(Saved entries)
........
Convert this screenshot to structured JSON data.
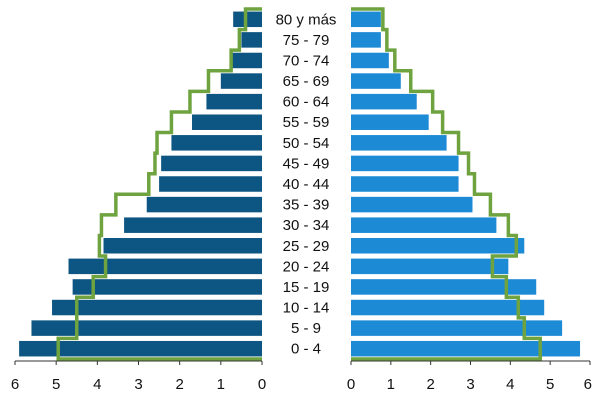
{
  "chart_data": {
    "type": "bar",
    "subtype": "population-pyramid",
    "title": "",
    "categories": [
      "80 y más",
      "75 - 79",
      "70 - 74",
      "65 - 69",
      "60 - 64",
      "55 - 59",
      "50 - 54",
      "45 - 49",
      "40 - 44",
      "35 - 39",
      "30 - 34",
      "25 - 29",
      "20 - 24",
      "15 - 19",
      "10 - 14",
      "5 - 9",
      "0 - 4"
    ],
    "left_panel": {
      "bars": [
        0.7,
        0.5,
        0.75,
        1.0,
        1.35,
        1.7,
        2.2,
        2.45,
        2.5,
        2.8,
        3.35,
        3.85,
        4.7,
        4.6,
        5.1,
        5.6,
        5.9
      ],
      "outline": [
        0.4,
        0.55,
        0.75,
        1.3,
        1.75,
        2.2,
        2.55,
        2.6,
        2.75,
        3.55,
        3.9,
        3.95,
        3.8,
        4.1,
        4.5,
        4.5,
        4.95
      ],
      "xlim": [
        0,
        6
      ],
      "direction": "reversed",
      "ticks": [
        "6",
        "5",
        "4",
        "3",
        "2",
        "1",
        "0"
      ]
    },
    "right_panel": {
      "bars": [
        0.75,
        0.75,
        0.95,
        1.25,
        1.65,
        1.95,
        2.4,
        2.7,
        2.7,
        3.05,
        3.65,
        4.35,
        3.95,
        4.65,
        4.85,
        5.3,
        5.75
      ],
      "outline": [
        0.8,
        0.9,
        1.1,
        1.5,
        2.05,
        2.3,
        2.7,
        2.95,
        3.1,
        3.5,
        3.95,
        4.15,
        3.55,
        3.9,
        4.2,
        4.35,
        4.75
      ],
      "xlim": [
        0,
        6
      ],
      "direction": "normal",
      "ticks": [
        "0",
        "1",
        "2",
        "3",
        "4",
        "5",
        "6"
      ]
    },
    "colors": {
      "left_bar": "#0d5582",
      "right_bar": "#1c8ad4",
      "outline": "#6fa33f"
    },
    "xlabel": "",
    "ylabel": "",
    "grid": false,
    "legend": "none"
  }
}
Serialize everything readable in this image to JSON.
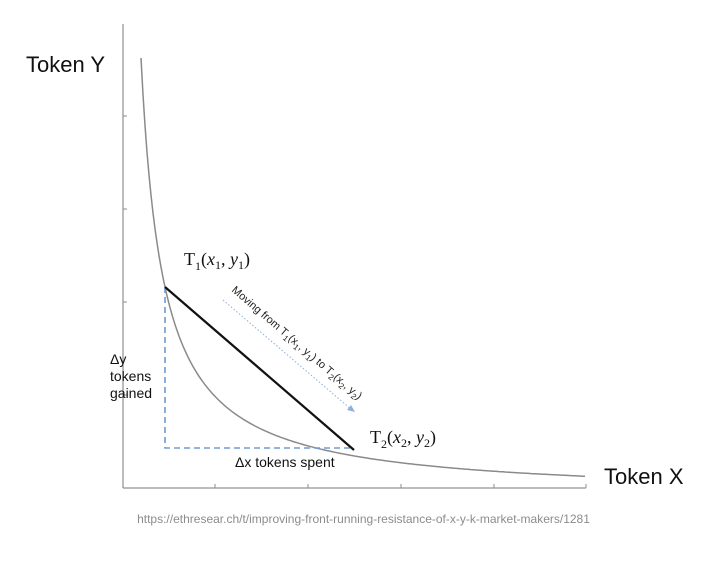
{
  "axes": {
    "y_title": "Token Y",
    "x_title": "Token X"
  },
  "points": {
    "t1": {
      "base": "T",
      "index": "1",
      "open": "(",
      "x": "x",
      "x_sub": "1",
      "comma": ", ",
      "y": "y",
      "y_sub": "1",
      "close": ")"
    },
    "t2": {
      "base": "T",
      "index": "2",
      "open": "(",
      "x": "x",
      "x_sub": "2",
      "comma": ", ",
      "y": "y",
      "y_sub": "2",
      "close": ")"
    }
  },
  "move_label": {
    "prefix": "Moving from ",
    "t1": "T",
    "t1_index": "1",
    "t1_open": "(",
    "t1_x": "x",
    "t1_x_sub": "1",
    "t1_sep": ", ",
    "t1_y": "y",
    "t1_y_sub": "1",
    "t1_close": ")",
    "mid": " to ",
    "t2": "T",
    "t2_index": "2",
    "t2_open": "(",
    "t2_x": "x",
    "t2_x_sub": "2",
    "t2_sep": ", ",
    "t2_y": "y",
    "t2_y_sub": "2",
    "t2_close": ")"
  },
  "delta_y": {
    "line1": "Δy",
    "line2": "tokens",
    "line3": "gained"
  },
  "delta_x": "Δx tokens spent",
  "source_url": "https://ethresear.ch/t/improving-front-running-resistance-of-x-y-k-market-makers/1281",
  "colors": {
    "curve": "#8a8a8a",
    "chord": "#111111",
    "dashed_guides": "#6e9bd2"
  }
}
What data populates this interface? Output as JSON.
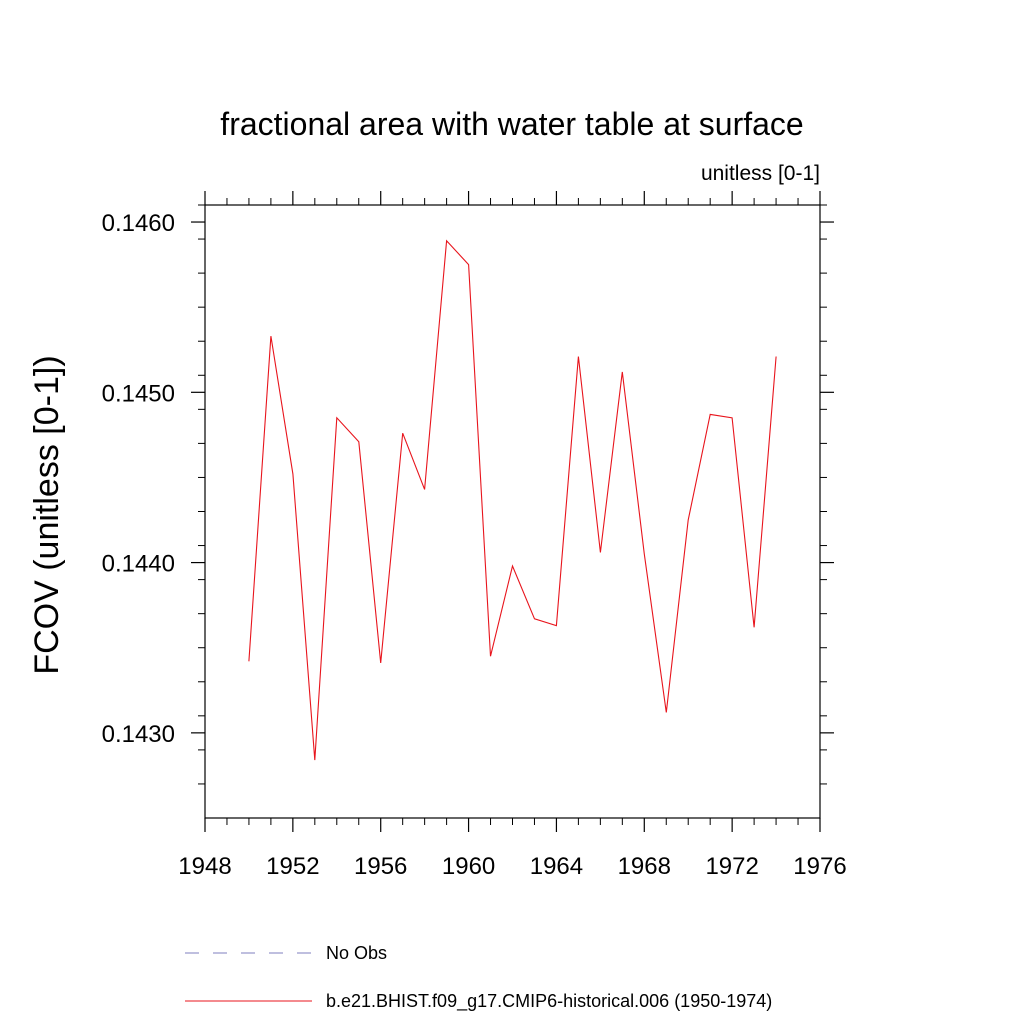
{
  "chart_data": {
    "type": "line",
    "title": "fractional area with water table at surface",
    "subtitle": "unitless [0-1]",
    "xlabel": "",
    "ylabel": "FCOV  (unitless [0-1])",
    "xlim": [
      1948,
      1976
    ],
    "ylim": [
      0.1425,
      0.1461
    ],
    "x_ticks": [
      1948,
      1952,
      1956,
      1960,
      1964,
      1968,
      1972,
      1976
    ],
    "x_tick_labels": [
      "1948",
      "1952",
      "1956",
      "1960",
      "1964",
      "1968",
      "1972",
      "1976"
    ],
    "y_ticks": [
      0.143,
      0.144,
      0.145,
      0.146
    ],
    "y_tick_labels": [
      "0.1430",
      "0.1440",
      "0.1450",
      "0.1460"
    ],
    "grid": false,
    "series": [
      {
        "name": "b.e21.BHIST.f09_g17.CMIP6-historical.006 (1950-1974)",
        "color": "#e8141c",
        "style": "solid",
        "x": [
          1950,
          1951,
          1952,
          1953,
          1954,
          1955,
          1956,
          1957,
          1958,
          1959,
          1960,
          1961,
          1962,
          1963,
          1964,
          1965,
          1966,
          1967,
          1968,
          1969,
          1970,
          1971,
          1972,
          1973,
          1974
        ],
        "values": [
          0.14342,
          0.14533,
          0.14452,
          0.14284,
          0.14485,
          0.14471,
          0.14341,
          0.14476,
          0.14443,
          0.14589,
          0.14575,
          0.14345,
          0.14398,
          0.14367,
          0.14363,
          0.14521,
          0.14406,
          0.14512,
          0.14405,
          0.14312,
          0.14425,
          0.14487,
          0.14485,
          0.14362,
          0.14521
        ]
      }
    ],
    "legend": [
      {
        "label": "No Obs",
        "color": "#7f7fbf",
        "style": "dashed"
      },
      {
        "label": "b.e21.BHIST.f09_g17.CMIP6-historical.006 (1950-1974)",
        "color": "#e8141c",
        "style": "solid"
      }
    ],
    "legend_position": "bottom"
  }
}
........
**Exercise brief**
Go through the records and copy each line with "BHIST" in it.

**Exercise output**
        "name": "b.e21.BHIST.f09_g17.CMIP6-historical.006 (1950-1974)",
        "label": "b.e21.BHIST.f09_g17.CMIP6-historical.006 (1950-1974)",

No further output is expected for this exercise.